=== Document segment ===
▬▬▬

The Vaca Muerta play, one of the world's largest shale oil and gas fields, has become a magnet for investment, drawing the interest of supermajors like Shell and ExxonMobil, and promising to help boost Argentina's future economic development.
The giant shale formation, which sprawls over 30,000 sq. kilometers (11,583 sq. miles) in four provinces, attracted $4 billion in investment in 2018, with the figure soaring to $7.49 billion this year.
The majority of the non-conventional Vaca Muerta play is in the southwestern province of Neuquen.
Vaca Muerta's potential first came to light in 2011, when YPF, the largest oil company based in Argentina and controlled by Spain's Repsol at the time, announced the discovery of large reserves in the formation.
The expropriation of Repsol's assets led to a drop in private investment, harming YPF. The trend did not turn around until 2015.
With interest among foreign investors rising, several projects went into the development phase last year despite the recession in Argentina.
A wave of project announcements followed. In May, Anglo-Dutch supermajor Shell said it would invest $3 billion over five years to develop three areas in Vaca Muerta that had previously only been exploration blocks.

▬▬▬

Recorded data
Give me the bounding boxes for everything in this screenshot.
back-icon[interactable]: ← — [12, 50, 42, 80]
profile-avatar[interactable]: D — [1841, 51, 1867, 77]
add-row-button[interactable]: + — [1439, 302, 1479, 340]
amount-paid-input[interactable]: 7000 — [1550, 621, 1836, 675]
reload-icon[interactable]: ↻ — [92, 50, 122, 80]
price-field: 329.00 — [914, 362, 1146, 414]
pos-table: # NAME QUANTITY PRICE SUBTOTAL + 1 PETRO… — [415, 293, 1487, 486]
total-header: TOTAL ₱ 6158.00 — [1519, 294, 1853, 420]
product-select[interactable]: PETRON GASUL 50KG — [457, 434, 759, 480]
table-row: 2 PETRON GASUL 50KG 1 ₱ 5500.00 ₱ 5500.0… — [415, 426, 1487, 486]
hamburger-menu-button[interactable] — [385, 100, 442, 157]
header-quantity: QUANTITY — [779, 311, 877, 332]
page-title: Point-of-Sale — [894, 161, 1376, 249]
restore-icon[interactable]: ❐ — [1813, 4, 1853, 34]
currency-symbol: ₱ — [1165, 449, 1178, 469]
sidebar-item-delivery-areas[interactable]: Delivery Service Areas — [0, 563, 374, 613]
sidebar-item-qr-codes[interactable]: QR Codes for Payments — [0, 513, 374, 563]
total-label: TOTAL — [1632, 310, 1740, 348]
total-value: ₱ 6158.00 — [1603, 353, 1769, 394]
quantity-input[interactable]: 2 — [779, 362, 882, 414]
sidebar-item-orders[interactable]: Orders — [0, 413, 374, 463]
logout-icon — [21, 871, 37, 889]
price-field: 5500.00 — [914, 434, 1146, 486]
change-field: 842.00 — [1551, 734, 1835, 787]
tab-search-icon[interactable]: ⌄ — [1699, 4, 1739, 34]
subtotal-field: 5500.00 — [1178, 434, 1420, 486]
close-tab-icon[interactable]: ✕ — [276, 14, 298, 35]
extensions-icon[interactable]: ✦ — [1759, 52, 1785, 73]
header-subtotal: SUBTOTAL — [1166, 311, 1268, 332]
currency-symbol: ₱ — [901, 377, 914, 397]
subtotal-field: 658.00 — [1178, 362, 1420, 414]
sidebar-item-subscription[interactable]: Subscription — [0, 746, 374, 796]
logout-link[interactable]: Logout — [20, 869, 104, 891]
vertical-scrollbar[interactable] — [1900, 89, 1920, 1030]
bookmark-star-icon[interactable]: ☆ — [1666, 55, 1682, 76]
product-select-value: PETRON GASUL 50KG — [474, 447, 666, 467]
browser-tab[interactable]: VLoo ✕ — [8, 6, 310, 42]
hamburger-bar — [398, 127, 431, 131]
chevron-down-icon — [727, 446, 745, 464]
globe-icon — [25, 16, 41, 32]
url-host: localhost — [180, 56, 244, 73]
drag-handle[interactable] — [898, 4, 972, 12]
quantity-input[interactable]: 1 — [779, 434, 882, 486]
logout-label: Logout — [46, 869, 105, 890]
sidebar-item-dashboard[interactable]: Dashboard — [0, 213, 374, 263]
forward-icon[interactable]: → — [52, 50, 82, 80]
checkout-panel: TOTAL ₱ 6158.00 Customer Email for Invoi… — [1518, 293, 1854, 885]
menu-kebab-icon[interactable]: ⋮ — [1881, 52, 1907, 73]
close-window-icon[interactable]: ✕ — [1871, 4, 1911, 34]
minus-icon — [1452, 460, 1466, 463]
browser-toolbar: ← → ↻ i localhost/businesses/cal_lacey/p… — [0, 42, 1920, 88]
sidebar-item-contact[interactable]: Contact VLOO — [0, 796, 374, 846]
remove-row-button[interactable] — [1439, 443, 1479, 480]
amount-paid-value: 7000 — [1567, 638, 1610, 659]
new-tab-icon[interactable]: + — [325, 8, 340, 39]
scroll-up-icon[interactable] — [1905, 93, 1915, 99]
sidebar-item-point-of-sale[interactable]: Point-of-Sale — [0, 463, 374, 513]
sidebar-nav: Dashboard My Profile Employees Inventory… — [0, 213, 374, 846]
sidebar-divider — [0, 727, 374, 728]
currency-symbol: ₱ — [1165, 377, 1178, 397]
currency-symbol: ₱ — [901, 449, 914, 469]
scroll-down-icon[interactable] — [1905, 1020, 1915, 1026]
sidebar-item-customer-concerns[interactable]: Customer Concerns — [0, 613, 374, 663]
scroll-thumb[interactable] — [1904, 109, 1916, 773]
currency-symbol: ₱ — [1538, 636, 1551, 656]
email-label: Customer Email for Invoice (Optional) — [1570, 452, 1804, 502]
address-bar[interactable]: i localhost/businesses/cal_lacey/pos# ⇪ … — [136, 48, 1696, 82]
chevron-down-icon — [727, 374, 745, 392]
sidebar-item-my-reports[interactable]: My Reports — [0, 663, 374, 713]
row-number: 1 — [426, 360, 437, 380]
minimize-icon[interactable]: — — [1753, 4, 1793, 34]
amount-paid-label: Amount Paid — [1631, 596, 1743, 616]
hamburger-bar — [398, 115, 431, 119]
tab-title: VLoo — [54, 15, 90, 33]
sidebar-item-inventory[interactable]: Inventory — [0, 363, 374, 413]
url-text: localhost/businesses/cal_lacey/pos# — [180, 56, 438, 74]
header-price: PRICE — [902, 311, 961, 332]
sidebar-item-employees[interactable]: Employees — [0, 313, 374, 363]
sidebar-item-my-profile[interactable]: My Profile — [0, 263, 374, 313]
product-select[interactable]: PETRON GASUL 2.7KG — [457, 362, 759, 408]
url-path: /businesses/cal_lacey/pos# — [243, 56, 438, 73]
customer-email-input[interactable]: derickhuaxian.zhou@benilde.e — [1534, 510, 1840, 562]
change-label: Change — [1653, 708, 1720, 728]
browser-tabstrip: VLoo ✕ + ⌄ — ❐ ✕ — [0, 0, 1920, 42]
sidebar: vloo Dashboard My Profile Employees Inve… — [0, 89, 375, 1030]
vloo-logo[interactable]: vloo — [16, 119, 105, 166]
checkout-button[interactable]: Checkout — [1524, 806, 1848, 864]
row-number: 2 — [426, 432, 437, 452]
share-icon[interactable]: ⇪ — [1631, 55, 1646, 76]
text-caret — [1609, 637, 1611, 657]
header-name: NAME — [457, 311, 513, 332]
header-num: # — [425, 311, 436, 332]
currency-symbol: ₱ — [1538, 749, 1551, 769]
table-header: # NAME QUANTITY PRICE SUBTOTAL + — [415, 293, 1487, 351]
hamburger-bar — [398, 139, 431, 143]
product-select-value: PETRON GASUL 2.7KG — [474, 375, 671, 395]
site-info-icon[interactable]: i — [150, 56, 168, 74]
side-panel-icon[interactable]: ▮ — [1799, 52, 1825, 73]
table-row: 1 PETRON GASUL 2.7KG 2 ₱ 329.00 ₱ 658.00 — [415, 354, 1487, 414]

▬▬▬

=== Explore the material ===
- a) Check each statement below against the Vaca Muerta text above, answering yes or no and quoting the words from the text that settle it: (i) the shale formation spreads across four provinces; (ii) private investment recovered in 2012 after Repsol's assets were expropriated; (iii) Shell announced a $3 billion investment over five years.
- b) Please write out the part of the Vaca Muerta text above between "The giant shale" and "recession in Argentina.", inclusive.

=== Answer set ===
- a)
(i) Yes: "sprawls over 30,000 sq. kilometers (11,583 sq. miles) in four provinces"
(ii) No: "The trend did not turn around until 2015."
(iii) Yes: "Shell said it would invest $3 billion over five years"

- b)
The giant shale formation, which sprawls over 30,000 sq. kilometers (11,583 sq. miles) in four provinces, attracted $4 billion in investment in 2018, with the figure soaring to $7.49 billion this year.
The majority of the non-conventional Vaca Muerta play is in the southwestern province of Neuquen.
Vaca Muerta's potential first came to light in 2011, when YPF, the largest oil company based in Argentina and controlled by Spain's Repsol at the time, announced the discovery of large reserves in the formation.
The expropriation of Repsol's assets led to a drop in private investment, harming YPF. The trend did not turn around until 2015.
With interest among foreign investors rising, several projects went into the development phase last year despite the recession in Argentina.